**Task details**
Using the data below, copy each line that includes the word "even".

**Task material**
** Start **
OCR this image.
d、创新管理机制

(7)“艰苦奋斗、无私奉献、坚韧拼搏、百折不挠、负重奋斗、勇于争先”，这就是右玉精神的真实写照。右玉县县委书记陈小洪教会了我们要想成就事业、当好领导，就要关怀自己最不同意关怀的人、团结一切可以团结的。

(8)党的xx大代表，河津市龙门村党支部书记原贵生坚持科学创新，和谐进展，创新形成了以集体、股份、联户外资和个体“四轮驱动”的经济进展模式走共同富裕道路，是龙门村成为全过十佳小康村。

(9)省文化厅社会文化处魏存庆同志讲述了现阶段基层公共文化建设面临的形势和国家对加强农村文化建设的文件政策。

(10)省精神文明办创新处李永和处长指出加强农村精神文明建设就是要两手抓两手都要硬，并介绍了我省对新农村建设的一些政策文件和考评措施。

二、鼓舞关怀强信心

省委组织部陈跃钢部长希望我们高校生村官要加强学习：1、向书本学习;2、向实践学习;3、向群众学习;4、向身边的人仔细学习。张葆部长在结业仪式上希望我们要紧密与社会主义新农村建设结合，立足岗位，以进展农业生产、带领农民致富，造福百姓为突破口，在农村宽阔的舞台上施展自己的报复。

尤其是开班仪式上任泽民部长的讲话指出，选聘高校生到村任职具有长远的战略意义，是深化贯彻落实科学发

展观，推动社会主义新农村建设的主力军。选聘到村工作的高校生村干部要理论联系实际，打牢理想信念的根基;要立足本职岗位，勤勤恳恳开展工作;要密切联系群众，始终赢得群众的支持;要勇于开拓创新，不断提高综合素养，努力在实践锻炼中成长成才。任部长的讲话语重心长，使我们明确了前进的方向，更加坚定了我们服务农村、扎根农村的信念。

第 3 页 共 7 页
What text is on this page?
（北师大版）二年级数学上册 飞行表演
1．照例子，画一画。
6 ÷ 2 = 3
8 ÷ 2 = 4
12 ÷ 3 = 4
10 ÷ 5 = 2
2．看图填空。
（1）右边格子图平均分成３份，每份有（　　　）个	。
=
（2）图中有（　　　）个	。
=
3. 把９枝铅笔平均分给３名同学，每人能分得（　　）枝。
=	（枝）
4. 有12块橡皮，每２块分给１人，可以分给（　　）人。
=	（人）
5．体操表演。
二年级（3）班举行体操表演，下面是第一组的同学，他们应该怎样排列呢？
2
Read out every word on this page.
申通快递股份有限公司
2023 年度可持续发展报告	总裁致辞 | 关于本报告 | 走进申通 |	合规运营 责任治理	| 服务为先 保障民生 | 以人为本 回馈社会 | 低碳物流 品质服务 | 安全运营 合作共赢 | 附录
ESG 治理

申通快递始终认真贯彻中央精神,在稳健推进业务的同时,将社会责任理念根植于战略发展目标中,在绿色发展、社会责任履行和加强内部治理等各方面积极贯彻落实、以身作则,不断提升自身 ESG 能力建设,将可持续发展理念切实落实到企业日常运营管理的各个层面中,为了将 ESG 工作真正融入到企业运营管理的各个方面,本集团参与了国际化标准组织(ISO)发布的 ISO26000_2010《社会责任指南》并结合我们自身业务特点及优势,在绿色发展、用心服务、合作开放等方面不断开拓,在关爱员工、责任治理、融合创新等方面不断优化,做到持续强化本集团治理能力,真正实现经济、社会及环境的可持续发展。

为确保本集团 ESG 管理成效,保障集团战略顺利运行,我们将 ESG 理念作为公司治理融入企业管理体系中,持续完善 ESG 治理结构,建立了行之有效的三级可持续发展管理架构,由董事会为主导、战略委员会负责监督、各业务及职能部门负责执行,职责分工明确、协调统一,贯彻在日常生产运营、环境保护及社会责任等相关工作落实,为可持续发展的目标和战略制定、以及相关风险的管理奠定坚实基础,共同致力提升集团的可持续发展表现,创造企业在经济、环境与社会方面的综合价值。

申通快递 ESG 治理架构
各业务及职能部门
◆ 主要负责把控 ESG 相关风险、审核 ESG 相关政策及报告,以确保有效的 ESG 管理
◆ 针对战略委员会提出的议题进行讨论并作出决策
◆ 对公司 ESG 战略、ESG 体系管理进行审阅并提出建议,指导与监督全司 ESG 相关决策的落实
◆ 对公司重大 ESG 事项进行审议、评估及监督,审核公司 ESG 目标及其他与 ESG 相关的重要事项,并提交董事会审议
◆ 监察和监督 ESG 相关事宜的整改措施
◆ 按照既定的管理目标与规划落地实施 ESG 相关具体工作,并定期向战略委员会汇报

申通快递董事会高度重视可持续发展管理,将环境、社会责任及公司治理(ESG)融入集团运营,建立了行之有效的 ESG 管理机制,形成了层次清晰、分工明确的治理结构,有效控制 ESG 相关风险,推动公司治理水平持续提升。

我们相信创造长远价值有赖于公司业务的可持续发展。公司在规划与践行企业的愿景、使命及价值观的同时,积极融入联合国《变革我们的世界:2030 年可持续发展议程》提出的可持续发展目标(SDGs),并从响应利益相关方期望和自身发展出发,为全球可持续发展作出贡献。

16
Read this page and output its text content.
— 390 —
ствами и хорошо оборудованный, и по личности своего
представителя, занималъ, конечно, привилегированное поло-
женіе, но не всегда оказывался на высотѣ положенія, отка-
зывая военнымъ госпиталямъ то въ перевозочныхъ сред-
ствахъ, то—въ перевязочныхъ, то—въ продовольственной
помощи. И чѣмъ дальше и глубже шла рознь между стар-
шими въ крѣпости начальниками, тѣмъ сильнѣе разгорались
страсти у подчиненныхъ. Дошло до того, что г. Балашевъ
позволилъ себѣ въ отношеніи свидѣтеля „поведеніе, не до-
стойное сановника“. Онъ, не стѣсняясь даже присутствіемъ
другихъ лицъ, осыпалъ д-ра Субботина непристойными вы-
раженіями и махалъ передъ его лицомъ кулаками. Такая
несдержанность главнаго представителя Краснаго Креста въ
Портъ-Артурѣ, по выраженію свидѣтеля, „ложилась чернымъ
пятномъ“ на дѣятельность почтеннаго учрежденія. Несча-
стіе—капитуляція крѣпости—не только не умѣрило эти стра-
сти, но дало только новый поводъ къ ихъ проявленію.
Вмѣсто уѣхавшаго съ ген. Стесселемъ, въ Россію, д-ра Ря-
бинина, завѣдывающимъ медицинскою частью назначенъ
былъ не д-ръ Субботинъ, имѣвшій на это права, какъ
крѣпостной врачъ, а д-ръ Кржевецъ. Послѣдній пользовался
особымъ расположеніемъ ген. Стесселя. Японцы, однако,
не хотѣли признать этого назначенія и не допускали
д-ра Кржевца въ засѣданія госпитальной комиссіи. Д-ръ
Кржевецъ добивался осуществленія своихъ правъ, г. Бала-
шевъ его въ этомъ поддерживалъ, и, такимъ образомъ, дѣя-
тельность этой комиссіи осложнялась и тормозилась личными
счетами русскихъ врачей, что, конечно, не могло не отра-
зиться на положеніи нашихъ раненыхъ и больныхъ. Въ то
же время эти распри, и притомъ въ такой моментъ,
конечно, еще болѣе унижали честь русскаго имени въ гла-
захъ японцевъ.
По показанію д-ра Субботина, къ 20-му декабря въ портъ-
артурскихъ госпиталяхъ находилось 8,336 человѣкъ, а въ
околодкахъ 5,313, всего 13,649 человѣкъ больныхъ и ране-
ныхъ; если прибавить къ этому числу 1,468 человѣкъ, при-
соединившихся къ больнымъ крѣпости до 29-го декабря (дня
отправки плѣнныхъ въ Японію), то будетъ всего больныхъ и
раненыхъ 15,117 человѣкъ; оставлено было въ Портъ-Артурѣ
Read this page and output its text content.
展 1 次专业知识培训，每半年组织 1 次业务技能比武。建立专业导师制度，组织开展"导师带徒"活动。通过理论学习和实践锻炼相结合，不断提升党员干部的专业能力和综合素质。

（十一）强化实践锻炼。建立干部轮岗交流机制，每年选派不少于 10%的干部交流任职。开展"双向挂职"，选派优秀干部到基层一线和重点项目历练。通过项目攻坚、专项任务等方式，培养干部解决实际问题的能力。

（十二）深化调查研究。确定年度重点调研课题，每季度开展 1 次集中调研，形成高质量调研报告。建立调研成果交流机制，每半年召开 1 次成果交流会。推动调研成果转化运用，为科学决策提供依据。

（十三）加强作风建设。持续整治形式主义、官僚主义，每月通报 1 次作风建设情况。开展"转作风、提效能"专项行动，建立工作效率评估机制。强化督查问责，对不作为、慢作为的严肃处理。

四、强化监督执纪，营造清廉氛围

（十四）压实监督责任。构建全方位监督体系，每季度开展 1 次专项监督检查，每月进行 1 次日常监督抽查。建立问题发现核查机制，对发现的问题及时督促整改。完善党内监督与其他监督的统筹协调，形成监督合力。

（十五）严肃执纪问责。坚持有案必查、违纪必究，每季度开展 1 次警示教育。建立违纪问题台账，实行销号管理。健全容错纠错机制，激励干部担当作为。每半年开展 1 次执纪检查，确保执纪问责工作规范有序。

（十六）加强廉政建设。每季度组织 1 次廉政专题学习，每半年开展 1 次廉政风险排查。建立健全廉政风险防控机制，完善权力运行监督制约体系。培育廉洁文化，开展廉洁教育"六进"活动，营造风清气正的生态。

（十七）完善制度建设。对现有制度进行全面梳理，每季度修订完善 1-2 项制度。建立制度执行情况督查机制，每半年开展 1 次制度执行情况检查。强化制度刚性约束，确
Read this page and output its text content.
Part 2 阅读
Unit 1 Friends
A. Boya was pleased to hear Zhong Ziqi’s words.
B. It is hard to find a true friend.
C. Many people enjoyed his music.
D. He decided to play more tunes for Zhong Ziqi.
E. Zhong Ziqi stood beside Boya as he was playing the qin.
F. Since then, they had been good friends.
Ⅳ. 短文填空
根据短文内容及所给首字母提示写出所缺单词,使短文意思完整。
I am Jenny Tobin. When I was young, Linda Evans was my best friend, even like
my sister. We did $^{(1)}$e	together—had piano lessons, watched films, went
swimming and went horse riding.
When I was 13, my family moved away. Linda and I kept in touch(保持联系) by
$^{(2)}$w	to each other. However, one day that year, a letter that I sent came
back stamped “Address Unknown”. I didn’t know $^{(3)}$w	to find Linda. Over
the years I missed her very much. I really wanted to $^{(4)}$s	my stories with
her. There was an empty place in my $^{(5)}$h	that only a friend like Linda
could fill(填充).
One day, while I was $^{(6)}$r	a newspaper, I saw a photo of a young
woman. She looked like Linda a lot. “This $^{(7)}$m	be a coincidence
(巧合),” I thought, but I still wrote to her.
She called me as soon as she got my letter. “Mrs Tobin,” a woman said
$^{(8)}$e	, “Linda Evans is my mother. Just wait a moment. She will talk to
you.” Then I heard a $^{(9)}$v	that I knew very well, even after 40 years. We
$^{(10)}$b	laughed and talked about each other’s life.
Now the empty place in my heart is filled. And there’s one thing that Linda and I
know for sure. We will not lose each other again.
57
** End **
**Output below**
I am Jenny Tobin. When I was young, Linda Evans was my best friend, even like
you.” Then I heard a $^{(9)}$v	that I knew very well, even after 40 years. We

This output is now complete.